WORK TO BE COMPLETED » Copy every record below exactly.

[Chart and figure data]
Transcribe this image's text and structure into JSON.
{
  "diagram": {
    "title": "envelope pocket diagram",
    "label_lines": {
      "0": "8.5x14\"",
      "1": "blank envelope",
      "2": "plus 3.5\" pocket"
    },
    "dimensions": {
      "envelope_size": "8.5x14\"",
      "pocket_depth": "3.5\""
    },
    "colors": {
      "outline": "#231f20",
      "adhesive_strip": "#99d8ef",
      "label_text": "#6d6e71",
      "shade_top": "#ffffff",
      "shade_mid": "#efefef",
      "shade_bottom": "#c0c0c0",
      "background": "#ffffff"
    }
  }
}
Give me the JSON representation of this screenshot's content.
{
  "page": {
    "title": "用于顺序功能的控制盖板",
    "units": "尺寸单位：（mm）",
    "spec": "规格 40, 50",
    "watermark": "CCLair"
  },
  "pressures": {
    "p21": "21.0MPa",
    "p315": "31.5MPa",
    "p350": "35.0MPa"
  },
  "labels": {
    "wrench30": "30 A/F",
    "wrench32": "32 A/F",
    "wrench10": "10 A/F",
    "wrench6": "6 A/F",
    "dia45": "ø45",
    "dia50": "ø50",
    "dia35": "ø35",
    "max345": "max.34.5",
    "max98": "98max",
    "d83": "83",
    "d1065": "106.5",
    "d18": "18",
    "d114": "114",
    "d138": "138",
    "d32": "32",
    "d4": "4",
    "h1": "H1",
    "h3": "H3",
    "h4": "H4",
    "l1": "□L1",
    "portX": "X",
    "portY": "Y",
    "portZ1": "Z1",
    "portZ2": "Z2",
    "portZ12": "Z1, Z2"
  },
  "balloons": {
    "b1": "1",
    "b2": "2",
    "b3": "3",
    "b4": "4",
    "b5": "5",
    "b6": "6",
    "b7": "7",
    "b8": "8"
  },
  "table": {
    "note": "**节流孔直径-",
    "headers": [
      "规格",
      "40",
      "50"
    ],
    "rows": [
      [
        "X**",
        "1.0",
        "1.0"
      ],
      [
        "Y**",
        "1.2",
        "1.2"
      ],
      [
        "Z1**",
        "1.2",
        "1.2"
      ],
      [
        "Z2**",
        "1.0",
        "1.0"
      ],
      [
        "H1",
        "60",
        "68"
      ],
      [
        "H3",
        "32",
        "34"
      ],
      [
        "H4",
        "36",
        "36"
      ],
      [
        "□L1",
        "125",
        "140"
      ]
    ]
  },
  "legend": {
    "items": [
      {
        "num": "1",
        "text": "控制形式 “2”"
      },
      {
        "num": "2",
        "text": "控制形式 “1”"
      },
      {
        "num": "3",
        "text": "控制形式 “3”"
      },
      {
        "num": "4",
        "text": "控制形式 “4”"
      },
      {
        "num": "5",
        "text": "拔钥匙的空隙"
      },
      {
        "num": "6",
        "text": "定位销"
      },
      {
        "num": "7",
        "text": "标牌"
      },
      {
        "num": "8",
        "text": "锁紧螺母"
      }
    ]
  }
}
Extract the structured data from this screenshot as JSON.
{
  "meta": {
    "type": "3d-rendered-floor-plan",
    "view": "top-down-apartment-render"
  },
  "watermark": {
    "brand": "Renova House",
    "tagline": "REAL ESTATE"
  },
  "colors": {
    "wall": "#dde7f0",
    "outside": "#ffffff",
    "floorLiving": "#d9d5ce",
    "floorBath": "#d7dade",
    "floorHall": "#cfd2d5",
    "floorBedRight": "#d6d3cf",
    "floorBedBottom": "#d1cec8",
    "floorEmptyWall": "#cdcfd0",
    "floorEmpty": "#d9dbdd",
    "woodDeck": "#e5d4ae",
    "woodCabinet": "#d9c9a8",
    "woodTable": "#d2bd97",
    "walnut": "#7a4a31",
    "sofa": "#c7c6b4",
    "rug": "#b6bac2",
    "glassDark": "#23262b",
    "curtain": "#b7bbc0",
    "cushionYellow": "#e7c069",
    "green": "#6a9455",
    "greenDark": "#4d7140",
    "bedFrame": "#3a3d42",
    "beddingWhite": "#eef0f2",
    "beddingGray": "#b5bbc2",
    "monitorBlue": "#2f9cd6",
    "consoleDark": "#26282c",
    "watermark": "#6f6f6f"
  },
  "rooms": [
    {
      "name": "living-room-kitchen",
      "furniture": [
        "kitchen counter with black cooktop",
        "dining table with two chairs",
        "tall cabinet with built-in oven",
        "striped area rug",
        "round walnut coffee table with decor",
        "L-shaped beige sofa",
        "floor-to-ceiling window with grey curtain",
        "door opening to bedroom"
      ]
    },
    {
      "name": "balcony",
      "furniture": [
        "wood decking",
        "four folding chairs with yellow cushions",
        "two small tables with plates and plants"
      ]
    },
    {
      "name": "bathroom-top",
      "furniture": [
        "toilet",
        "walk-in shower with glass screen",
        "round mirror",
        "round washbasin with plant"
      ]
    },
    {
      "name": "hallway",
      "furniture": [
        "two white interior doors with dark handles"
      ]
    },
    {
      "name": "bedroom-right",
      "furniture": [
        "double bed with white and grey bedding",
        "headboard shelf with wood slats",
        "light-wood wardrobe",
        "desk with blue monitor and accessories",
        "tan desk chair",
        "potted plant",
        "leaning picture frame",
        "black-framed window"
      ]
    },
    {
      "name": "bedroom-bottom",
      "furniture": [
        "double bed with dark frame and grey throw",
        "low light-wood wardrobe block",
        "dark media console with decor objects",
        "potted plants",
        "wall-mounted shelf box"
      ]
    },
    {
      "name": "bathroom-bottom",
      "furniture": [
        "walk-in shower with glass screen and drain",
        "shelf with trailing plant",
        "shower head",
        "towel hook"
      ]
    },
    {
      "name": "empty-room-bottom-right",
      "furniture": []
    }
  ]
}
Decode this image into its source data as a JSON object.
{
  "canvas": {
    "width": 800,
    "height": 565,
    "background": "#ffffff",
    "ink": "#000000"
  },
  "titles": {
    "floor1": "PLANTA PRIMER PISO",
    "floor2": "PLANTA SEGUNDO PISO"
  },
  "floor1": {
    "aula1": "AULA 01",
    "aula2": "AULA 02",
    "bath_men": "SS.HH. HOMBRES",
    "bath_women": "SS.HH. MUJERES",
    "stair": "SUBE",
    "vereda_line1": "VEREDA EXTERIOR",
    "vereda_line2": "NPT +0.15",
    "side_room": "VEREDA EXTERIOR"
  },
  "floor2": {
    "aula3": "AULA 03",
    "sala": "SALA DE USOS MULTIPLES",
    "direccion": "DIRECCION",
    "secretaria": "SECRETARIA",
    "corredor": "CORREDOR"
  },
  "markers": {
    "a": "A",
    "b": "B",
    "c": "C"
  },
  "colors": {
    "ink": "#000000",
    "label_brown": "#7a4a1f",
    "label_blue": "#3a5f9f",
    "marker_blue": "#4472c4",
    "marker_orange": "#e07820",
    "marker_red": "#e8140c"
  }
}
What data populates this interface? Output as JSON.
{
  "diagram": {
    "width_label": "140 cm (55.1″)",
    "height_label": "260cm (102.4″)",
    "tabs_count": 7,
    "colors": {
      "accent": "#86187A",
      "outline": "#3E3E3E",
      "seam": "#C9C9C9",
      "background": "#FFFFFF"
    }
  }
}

WRITTEN RESPONSE »
Transcribe this image's text and structure into JSON.
{
  "diagram": {
    "title": "envelope pocket diagram",
    "label_lines": {
      "0": "8.5x14\"",
      "1": "blank envelope",
      "2": "plus 3.5\" pocket"
    },
    "dimensions": {
      "envelope_size": "8.5x14\"",
      "pocket_depth": "3.5\""
    },
    "colors": {
      "outline": "#231f20",
      "adhesive_strip": "#99d8ef",
      "label_text": "#6d6e71",
      "shade_top": "#ffffff",
      "shade_mid": "#efefef",
      "shade_bottom": "#c0c0c0",
      "background": "#ffffff"
    }
  }
}
Give me the JSON representation of this screenshot's content.
{
  "page": {
    "title": "用于顺序功能的控制盖板",
    "units": "尺寸单位：（mm）",
    "spec": "规格 40, 50",
    "watermark": "CCLair"
  },
  "pressures": {
    "p21": "21.0MPa",
    "p315": "31.5MPa",
    "p350": "35.0MPa"
  },
  "labels": {
    "wrench30": "30 A/F",
    "wrench32": "32 A/F",
    "wrench10": "10 A/F",
    "wrench6": "6 A/F",
    "dia45": "ø45",
    "dia50": "ø50",
    "dia35": "ø35",
    "max345": "max.34.5",
    "max98": "98max",
    "d83": "83",
    "d1065": "106.5",
    "d18": "18",
    "d114": "114",
    "d138": "138",
    "d32": "32",
    "d4": "4",
    "h1": "H1",
    "h3": "H3",
    "h4": "H4",
    "l1": "□L1",
    "portX": "X",
    "portY": "Y",
    "portZ1": "Z1",
    "portZ2": "Z2",
    "portZ12": "Z1, Z2"
  },
  "balloons": {
    "b1": "1",
    "b2": "2",
    "b3": "3",
    "b4": "4",
    "b5": "5",
    "b6": "6",
    "b7": "7",
    "b8": "8"
  },
  "table": {
    "note": "**节流孔直径-",
    "headers": [
      "规格",
      "40",
      "50"
    ],
    "rows": [
      [
        "X**",
        "1.0",
        "1.0"
      ],
      [
        "Y**",
        "1.2",
        "1.2"
      ],
      [
        "Z1**",
        "1.2",
        "1.2"
      ],
      [
        "Z2**",
        "1.0",
        "1.0"
      ],
      [
        "H1",
        "60",
        "68"
      ],
      [
        "H3",
        "32",
        "34"
      ],
      [
        "H4",
        "36",
        "36"
      ],
      [
        "□L1",
        "125",
        "140"
      ]
    ]
  },
  "legend": {
    "items": [
      {
        "num": "1",
        "text": "控制形式 “2”"
      },
      {
        "num": "2",
        "text": "控制形式 “1”"
      },
      {
        "num": "3",
        "text": "控制形式 “3”"
      },
      {
        "num": "4",
        "text": "控制形式 “4”"
      },
      {
        "num": "5",
        "text": "拔钥匙的空隙"
      },
      {
        "num": "6",
        "text": "定位销"
      },
      {
        "num": "7",
        "text": "标牌"
      },
      {
        "num": "8",
        "text": "锁紧螺母"
      }
    ]
  }
}
Extract the structured data from this screenshot as JSON.
{
  "meta": {
    "type": "3d-rendered-floor-plan",
    "view": "top-down-apartment-render"
  },
  "watermark": {
    "brand": "Renova House",
    "tagline": "REAL ESTATE"
  },
  "colors": {
    "wall": "#dde7f0",
    "outside": "#ffffff",
    "floorLiving": "#d9d5ce",
    "floorBath": "#d7dade",
    "floorHall": "#cfd2d5",
    "floorBedRight": "#d6d3cf",
    "floorBedBottom": "#d1cec8",
    "floorEmptyWall": "#cdcfd0",
    "floorEmpty": "#d9dbdd",
    "woodDeck": "#e5d4ae",
    "woodCabinet": "#d9c9a8",
    "woodTable": "#d2bd97",
    "walnut": "#7a4a31",
    "sofa": "#c7c6b4",
    "rug": "#b6bac2",
    "glassDark": "#23262b",
    "curtain": "#b7bbc0",
    "cushionYellow": "#e7c069",
    "green": "#6a9455",
    "greenDark": "#4d7140",
    "bedFrame": "#3a3d42",
    "beddingWhite": "#eef0f2",
    "beddingGray": "#b5bbc2",
    "monitorBlue": "#2f9cd6",
    "consoleDark": "#26282c",
    "watermark": "#6f6f6f"
  },
  "rooms": [
    {
      "name": "living-room-kitchen",
      "furniture": [
        "kitchen counter with black cooktop",
        "dining table with two chairs",
        "tall cabinet with built-in oven",
        "striped area rug",
        "round walnut coffee table with decor",
        "L-shaped beige sofa",
        "floor-to-ceiling window with grey curtain",
        "door opening to bedroom"
      ]
    },
    {
      "name": "balcony",
      "furniture": [
        "wood decking",
        "four folding chairs with yellow cushions",
        "two small tables with plates and plants"
      ]
    },
    {
      "name": "bathroom-top",
      "furniture": [
        "toilet",
        "walk-in shower with glass screen",
        "round mirror",
        "round washbasin with plant"
      ]
    },
    {
      "name": "hallway",
      "furniture": [
        "two white interior doors with dark handles"
      ]
    },
    {
      "name": "bedroom-right",
      "furniture": [
        "double bed with white and grey bedding",
        "headboard shelf with wood slats",
        "light-wood wardrobe",
        "desk with blue monitor and accessories",
        "tan desk chair",
        "potted plant",
        "leaning picture frame",
        "black-framed window"
      ]
    },
    {
      "name": "bedroom-bottom",
      "furniture": [
        "double bed with dark frame and grey throw",
        "low light-wood wardrobe block",
        "dark media console with decor objects",
        "potted plants",
        "wall-mounted shelf box"
      ]
    },
    {
      "name": "bathroom-bottom",
      "furniture": [
        "walk-in shower with glass screen and drain",
        "shelf with trailing plant",
        "shower head",
        "towel hook"
      ]
    },
    {
      "name": "empty-room-bottom-right",
      "furniture": []
    }
  ]
}
Decode this image into its source data as a JSON object.
{
  "canvas": {
    "width": 800,
    "height": 565,
    "background": "#ffffff",
    "ink": "#000000"
  },
  "titles": {
    "floor1": "PLANTA PRIMER PISO",
    "floor2": "PLANTA SEGUNDO PISO"
  },
  "floor1": {
    "aula1": "AULA 01",
    "aula2": "AULA 02",
    "bath_men": "SS.HH. HOMBRES",
    "bath_women": "SS.HH. MUJERES",
    "stair": "SUBE",
    "vereda_line1": "VEREDA EXTERIOR",
    "vereda_line2": "NPT +0.15",
    "side_room": "VEREDA EXTERIOR"
  },
  "floor2": {
    "aula3": "AULA 03",
    "sala": "SALA DE USOS MULTIPLES",
    "direccion": "DIRECCION",
    "secretaria": "SECRETARIA",
    "corredor": "CORREDOR"
  },
  "markers": {
    "a": "A",
    "b": "B",
    "c": "C"
  },
  "colors": {
    "ink": "#000000",
    "label_brown": "#7a4a1f",
    "label_blue": "#3a5f9f",
    "marker_blue": "#4472c4",
    "marker_orange": "#e07820",
    "marker_red": "#e8140c"
  }
}
What data populates this interface? Output as JSON.
{
  "diagram": {
    "width_label": "140 cm (55.1″)",
    "height_label": "260cm (102.4″)",
    "tabs_count": 7,
    "colors": {
      "accent": "#86187A",
      "outline": "#3E3E3E",
      "seam": "#C9C9C9",
      "background": "#FFFFFF"
    }
  }
}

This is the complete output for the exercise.